▶ [Work instructions]:
Reproduce the records below verbatim, from their first line through the line containing "- truck-icon[interactable]: [1814, 669, 1870, 728]", with both of those lines included.

**** Recorded information

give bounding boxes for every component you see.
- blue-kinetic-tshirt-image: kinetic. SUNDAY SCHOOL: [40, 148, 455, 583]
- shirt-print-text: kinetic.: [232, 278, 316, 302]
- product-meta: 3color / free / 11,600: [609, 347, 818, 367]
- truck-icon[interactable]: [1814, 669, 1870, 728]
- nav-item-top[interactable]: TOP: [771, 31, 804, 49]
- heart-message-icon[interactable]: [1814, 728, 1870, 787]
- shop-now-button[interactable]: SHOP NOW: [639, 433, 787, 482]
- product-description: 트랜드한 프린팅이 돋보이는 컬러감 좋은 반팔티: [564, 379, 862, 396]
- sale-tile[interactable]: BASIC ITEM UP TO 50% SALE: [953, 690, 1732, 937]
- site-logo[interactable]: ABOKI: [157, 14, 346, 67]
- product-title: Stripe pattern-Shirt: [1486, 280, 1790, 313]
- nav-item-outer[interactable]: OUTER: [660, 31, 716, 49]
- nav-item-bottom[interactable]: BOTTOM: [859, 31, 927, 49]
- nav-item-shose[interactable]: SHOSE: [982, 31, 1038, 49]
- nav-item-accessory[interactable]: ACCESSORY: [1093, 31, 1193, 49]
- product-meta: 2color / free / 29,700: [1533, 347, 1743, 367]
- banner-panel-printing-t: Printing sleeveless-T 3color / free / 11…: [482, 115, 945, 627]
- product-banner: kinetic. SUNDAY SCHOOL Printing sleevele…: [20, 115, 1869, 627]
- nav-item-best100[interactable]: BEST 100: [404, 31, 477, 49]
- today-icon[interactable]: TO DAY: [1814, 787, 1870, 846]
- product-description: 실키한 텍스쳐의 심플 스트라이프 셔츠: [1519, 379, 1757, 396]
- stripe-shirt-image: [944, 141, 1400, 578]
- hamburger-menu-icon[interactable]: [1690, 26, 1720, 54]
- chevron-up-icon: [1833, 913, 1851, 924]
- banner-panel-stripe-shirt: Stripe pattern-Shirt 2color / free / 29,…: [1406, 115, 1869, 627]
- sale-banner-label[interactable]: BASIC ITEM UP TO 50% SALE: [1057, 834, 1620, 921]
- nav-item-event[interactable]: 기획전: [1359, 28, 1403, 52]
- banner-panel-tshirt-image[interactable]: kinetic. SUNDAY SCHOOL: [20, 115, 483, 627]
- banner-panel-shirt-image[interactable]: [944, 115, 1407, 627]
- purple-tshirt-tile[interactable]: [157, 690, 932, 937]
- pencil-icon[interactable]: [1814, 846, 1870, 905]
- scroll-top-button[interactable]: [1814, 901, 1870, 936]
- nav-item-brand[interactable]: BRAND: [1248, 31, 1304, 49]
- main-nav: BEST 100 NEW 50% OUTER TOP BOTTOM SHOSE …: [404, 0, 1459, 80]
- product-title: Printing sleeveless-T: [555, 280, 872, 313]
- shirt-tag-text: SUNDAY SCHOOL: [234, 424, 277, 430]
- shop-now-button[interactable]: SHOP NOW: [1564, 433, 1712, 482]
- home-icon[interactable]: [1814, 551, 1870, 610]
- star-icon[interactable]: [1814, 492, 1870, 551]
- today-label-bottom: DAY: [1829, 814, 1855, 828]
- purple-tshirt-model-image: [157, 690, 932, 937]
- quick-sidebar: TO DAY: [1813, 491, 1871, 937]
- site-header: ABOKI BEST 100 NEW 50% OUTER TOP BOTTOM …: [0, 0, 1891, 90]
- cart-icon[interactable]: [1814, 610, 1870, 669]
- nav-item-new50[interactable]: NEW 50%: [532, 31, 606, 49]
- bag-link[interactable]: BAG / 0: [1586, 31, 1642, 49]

********

▶ [Task answer]:
give bounding boxes for every component you see.
- blue-kinetic-tshirt-image: kinetic. SUNDAY SCHOOL: [40, 148, 455, 583]
- shirt-print-text: kinetic.: [232, 278, 316, 302]
- product-meta: 3color / free / 11,600: [609, 347, 818, 367]
- truck-icon[interactable]: [1814, 669, 1870, 728]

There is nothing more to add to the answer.